■ Written request ■
Count how many lines contain the word "impairment". Please give only the number.

BEGIN Given information

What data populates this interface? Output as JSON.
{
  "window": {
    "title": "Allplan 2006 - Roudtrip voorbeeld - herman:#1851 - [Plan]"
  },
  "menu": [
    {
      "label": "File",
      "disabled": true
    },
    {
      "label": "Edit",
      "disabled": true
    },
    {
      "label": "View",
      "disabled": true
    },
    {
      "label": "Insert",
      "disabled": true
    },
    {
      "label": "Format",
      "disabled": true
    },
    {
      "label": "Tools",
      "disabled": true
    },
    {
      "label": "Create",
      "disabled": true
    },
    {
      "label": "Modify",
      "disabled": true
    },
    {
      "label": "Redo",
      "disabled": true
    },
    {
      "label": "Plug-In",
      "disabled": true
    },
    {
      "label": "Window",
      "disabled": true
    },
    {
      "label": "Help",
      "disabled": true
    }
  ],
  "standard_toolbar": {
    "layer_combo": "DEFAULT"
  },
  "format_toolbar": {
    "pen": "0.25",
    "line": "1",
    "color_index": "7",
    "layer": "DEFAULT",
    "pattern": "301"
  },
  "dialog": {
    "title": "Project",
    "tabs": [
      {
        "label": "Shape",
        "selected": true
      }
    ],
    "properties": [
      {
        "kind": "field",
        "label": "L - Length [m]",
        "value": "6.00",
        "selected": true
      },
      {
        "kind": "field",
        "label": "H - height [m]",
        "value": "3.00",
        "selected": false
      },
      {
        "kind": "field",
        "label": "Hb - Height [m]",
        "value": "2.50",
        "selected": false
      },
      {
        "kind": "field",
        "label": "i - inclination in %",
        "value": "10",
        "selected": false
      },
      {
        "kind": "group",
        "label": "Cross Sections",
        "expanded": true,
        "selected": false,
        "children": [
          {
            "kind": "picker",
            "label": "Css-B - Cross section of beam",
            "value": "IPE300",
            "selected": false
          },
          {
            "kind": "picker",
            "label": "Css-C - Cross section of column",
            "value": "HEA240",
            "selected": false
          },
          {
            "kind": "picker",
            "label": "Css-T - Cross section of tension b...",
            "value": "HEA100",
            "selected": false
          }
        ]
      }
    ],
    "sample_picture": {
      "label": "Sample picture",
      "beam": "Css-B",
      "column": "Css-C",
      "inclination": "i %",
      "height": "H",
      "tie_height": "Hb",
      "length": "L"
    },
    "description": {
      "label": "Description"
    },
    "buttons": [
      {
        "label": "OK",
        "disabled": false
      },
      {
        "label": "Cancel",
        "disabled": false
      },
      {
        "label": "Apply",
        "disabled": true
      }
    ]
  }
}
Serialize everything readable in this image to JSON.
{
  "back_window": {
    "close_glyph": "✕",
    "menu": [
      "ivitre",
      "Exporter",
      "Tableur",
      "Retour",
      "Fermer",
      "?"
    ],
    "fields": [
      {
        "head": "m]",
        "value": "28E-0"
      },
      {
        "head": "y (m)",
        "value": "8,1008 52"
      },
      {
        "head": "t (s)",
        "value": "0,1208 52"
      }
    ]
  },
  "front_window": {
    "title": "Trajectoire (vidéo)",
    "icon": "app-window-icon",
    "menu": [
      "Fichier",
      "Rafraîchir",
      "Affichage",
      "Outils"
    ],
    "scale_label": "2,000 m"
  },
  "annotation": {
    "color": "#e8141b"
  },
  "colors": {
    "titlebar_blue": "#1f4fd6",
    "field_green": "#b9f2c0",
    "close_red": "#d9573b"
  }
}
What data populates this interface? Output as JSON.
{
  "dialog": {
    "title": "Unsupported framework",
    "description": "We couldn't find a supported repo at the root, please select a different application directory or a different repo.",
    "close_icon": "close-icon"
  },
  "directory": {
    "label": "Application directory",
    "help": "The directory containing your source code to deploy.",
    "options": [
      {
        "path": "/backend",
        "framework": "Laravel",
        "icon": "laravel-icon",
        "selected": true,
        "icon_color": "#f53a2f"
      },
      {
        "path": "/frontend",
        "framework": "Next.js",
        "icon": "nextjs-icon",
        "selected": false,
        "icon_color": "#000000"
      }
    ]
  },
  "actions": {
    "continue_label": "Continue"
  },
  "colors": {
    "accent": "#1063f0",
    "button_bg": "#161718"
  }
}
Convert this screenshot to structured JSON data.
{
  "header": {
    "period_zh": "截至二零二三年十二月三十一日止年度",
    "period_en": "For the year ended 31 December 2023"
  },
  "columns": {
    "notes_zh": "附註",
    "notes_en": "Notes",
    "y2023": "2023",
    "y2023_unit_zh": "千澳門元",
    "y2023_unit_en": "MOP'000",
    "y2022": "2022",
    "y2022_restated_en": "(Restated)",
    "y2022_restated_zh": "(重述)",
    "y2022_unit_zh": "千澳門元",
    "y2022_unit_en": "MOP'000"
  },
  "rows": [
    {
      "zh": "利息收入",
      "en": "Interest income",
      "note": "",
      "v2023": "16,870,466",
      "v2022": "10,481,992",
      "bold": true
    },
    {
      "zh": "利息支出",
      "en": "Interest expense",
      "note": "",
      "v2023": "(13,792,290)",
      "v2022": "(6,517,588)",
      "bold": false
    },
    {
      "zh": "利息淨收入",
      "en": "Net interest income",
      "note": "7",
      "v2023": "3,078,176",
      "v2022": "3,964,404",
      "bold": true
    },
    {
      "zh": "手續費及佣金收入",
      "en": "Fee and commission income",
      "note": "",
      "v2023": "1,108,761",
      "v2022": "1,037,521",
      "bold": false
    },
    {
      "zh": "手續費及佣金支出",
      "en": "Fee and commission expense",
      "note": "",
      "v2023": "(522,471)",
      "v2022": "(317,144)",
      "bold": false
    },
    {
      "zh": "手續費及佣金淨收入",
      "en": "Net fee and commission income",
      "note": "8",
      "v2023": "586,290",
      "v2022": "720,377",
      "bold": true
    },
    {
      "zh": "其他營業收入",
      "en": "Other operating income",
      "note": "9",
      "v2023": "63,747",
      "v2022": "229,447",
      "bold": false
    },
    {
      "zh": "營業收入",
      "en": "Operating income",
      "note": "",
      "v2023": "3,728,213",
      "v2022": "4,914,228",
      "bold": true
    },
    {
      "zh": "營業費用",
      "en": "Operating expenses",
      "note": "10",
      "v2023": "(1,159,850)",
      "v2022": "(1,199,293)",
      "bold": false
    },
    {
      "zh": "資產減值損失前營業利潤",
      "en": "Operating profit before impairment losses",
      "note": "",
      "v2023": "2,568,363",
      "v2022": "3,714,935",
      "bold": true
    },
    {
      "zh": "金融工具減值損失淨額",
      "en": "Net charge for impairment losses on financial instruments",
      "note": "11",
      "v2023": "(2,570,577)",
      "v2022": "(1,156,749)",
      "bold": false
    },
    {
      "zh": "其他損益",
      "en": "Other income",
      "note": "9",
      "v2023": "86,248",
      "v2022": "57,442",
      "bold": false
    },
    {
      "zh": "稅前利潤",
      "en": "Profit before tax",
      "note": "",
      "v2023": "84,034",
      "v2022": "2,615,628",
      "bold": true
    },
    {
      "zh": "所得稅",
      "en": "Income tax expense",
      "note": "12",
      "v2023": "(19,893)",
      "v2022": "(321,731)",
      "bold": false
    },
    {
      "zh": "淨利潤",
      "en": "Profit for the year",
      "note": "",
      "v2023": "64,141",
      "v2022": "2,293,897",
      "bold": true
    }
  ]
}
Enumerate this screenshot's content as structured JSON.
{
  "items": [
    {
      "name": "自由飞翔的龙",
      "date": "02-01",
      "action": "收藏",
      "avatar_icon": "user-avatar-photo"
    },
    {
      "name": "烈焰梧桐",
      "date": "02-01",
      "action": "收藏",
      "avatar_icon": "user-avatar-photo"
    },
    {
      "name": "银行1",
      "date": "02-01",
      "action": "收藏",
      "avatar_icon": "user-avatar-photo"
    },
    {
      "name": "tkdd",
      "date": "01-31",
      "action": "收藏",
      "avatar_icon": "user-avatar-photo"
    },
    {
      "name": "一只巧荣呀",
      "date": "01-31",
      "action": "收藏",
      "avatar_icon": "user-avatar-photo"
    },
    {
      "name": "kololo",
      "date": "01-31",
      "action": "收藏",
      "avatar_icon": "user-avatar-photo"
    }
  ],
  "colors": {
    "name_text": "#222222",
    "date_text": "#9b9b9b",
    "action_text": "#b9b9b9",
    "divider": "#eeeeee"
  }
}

END Given information

■ Result below ■
2